Work to be completed: Report the number of lines that hold the string "cleanout". Leave out any other text.

--- Start of Given records ---

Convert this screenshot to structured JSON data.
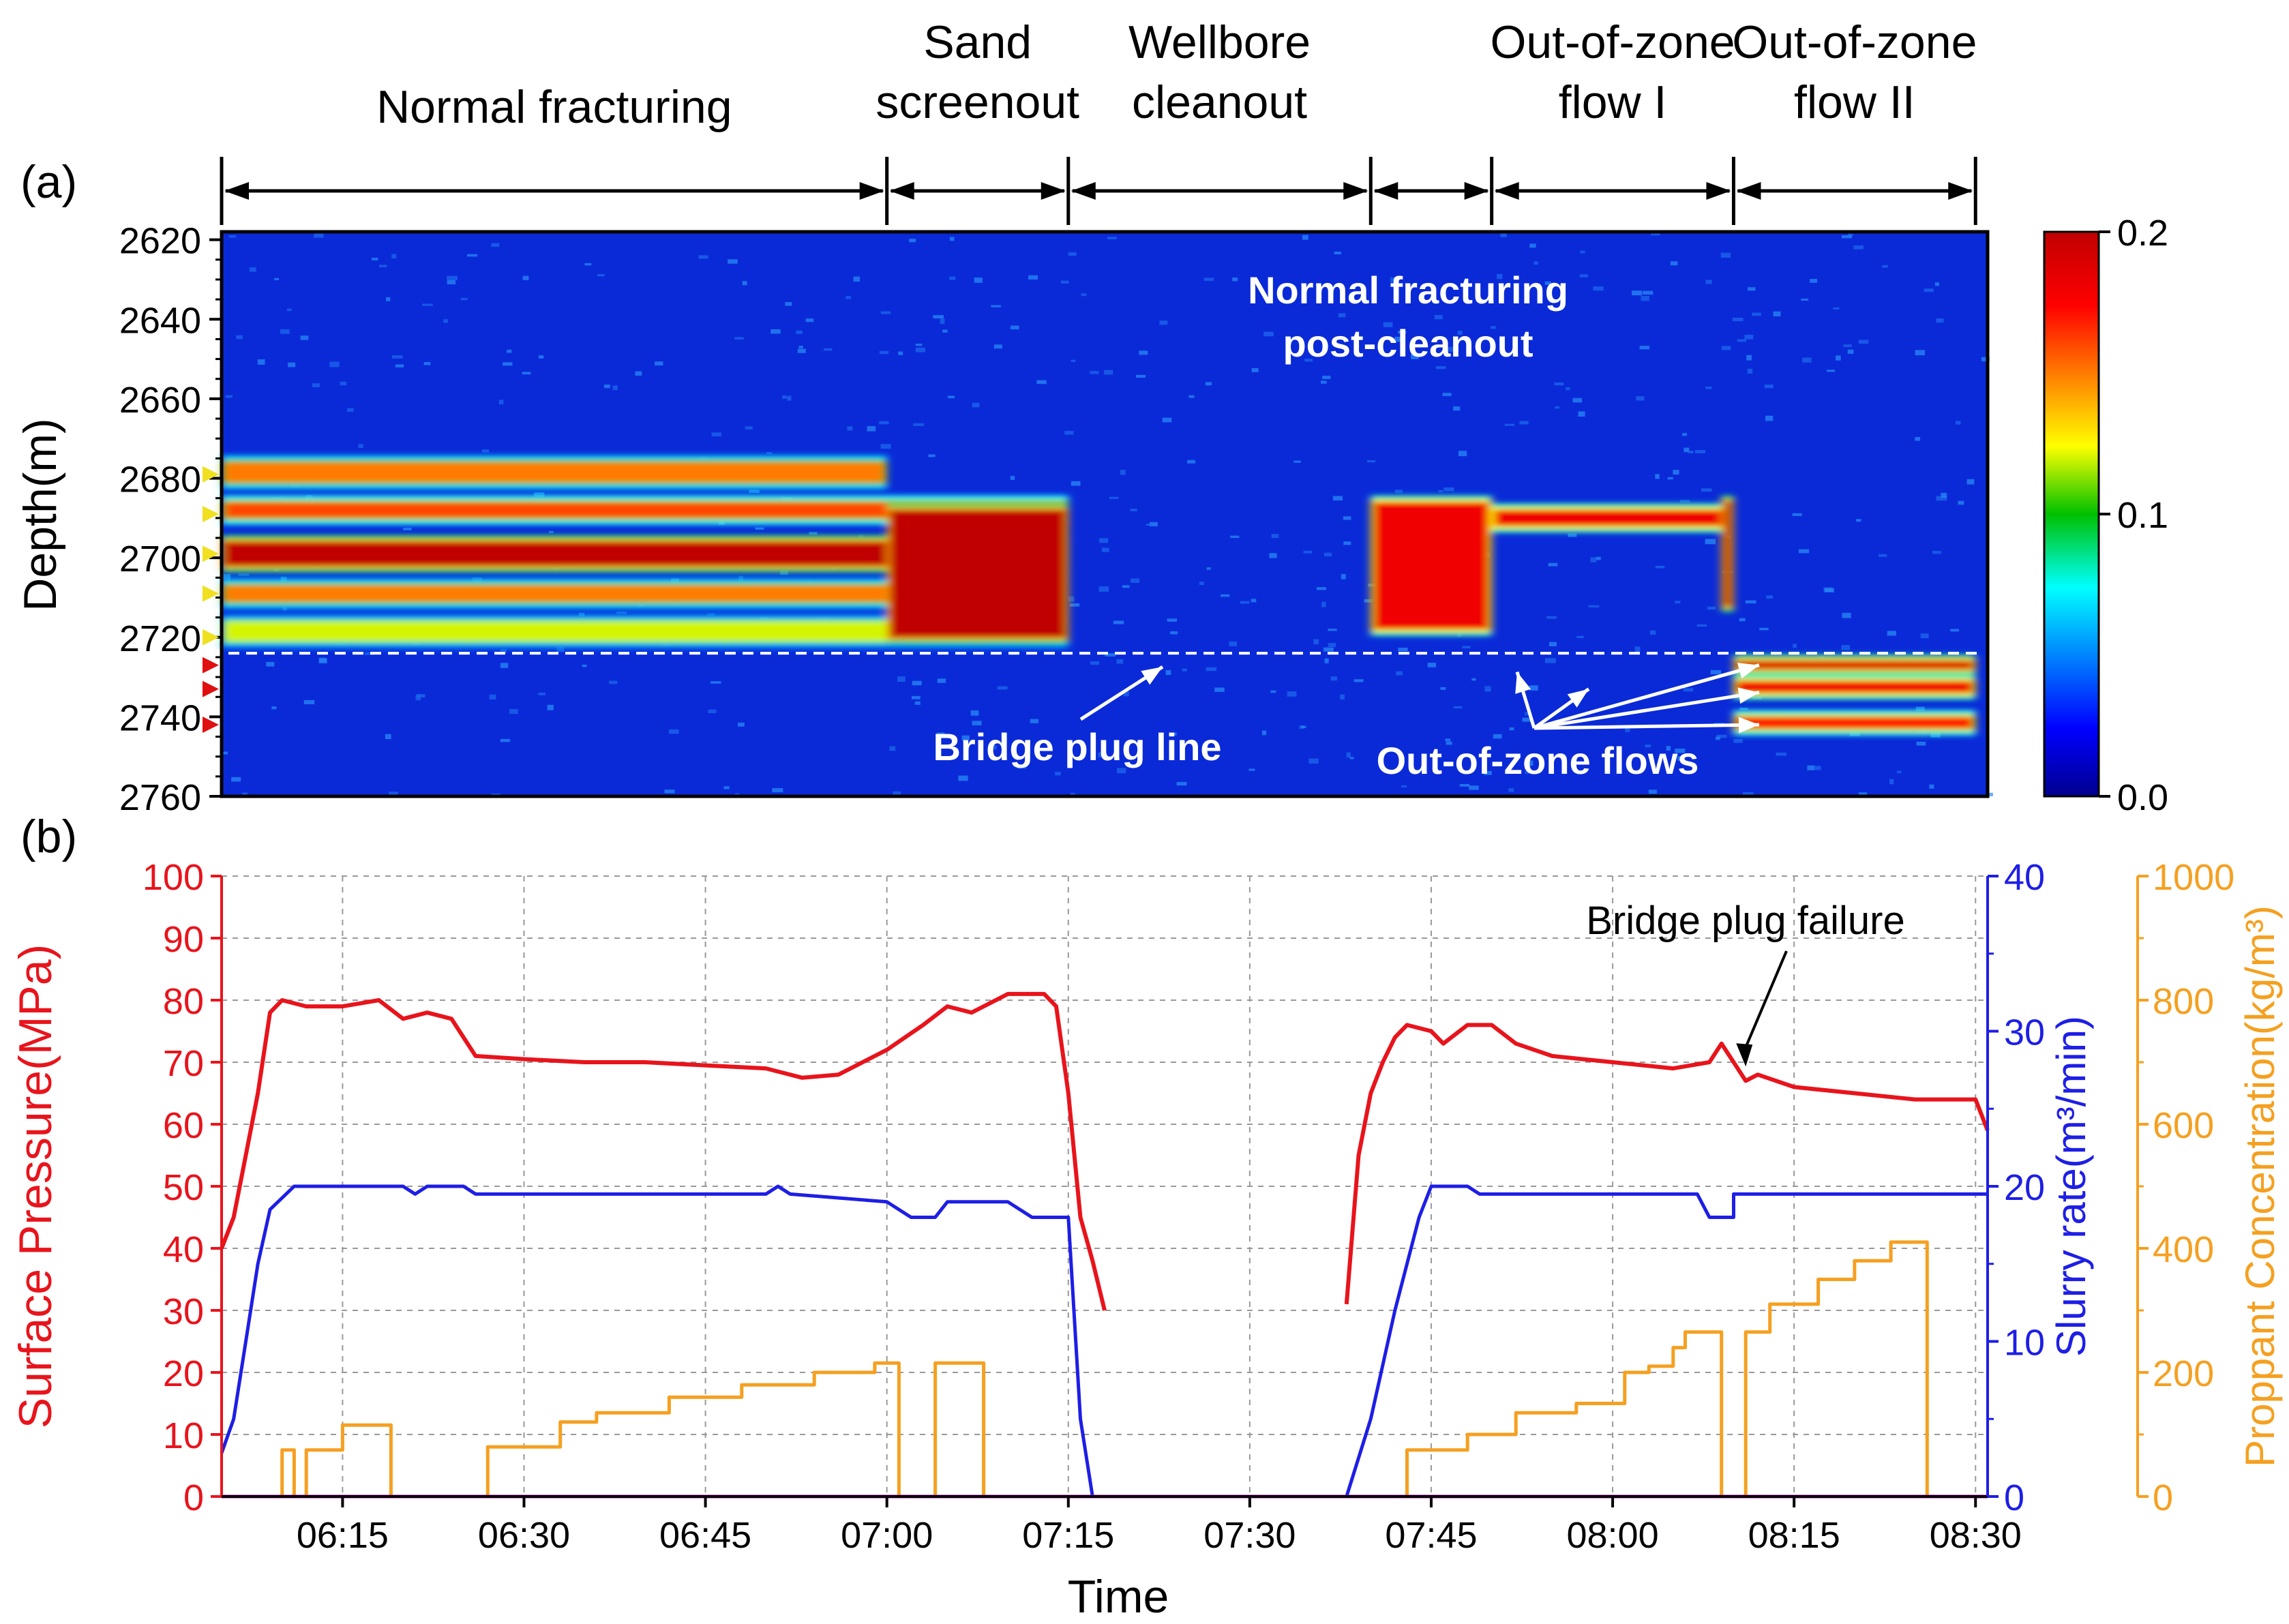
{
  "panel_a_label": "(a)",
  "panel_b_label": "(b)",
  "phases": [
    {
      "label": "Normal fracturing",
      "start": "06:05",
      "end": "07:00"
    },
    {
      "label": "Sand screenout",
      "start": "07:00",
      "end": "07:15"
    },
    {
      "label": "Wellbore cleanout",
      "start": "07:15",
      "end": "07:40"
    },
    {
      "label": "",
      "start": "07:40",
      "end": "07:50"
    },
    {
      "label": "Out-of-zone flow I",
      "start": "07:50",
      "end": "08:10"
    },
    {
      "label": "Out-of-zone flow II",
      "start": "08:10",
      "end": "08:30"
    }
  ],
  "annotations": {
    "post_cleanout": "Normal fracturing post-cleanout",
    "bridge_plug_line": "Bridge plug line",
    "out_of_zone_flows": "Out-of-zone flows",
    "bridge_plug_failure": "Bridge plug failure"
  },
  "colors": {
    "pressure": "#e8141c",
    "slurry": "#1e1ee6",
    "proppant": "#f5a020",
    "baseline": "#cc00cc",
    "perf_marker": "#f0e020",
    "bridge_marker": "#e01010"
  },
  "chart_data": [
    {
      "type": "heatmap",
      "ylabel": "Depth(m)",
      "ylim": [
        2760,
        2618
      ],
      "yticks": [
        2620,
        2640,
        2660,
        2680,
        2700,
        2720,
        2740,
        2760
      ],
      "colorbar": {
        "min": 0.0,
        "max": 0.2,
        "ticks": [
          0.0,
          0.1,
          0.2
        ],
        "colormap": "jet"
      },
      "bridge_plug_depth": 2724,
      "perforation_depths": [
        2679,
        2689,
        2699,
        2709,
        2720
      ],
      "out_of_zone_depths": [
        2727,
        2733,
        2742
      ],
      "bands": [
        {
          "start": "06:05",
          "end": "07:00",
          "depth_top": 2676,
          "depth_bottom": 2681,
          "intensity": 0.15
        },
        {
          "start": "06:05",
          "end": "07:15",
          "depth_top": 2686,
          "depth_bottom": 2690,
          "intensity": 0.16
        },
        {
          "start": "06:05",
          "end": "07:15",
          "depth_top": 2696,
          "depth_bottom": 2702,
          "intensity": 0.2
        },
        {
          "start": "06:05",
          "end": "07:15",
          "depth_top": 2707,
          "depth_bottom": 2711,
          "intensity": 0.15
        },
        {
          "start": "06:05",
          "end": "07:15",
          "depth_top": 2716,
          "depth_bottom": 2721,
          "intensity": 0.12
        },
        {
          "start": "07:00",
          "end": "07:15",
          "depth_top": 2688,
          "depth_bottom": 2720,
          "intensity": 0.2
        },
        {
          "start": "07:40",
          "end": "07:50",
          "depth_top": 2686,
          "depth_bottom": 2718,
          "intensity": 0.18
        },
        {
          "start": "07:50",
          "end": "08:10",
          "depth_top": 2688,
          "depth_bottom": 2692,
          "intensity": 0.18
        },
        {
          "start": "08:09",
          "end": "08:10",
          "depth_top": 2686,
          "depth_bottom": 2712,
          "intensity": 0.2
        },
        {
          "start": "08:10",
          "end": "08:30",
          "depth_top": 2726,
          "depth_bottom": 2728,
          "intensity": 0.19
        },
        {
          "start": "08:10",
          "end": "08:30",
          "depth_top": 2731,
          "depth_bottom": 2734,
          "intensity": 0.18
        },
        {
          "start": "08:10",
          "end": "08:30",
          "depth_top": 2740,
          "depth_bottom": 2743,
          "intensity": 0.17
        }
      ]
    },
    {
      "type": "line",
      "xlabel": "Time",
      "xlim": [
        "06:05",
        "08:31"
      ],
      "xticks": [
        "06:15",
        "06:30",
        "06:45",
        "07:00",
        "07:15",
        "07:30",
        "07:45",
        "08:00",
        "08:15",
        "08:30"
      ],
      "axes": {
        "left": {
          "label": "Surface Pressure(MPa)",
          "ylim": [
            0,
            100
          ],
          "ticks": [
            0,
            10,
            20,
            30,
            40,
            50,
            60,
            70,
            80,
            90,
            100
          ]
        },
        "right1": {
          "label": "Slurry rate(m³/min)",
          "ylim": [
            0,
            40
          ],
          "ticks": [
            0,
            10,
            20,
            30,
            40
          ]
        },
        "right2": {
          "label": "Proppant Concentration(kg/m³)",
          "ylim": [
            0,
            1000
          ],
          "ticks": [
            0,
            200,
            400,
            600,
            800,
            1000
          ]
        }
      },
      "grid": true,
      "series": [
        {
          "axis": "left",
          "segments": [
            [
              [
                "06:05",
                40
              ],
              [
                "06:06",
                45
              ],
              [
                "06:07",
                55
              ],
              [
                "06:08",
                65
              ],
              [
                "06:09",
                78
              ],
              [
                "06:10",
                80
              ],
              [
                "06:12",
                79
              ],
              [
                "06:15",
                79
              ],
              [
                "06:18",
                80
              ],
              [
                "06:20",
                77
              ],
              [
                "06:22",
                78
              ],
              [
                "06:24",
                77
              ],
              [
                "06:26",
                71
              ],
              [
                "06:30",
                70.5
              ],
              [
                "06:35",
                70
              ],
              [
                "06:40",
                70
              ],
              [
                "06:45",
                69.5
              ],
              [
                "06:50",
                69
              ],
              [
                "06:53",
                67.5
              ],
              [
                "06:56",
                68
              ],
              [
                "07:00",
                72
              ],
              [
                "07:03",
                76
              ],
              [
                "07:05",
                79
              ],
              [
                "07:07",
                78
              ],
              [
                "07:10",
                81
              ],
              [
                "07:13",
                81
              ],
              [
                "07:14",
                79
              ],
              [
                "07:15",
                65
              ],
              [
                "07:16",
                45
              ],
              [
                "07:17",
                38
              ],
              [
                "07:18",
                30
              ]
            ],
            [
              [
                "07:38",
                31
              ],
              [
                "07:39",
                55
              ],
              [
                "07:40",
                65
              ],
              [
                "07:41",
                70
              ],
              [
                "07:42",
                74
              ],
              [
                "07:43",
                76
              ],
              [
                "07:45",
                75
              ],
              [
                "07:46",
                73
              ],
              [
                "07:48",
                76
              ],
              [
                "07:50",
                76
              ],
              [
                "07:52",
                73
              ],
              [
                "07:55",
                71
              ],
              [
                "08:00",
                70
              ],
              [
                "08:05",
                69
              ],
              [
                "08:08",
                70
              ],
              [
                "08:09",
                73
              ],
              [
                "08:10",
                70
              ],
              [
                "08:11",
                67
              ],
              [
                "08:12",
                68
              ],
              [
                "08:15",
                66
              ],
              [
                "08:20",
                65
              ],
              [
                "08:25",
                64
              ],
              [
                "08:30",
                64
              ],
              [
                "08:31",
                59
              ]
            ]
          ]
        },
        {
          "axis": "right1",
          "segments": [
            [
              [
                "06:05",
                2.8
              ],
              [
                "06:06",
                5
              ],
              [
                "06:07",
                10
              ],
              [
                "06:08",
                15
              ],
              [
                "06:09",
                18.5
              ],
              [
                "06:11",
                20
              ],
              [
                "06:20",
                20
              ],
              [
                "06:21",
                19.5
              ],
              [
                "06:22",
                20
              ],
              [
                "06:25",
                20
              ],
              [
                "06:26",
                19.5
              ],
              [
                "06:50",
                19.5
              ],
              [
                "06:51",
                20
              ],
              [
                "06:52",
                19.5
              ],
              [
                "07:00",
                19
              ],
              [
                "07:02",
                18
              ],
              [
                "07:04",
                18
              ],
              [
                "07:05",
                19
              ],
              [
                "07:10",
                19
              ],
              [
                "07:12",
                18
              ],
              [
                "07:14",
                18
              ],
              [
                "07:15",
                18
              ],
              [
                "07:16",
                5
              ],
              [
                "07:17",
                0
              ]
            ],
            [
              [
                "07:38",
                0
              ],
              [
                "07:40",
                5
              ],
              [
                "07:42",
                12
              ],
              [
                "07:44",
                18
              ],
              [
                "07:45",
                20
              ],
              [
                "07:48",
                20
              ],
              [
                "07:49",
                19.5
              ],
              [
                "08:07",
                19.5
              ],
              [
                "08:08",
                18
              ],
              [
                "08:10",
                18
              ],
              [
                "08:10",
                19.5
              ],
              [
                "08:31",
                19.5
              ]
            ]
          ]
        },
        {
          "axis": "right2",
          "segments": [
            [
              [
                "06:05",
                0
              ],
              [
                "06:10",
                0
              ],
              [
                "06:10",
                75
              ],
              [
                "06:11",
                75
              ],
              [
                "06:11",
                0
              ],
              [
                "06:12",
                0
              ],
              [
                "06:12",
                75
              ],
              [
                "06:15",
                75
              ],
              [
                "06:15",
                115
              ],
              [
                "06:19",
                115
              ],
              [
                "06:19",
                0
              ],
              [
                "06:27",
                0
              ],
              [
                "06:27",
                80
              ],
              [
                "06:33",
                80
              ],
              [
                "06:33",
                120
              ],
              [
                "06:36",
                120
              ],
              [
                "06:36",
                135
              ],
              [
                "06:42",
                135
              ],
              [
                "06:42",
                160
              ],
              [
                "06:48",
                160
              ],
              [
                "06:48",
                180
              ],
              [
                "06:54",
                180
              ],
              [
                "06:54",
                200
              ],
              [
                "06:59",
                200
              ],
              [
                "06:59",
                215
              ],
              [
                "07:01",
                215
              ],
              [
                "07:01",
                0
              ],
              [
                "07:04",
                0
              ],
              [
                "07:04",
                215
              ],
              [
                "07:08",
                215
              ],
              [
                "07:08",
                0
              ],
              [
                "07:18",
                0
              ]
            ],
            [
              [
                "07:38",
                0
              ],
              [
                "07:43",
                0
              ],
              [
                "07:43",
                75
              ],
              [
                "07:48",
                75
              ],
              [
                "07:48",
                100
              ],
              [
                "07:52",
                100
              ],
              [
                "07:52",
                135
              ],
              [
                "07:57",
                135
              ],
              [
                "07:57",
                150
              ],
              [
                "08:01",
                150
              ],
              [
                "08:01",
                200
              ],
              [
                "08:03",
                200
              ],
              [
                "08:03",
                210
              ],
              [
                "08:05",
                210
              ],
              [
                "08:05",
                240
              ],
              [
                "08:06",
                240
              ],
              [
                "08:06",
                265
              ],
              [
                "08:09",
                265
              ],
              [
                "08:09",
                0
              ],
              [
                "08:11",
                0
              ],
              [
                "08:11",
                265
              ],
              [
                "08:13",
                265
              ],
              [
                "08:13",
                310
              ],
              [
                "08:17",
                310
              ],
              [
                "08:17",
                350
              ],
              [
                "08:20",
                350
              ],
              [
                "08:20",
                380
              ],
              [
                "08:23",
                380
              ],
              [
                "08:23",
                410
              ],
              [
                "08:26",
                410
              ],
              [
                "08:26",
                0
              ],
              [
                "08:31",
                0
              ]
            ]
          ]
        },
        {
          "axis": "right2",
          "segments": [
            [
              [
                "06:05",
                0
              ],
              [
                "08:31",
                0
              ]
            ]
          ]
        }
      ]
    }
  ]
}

--- End of Given records ---

Response: 2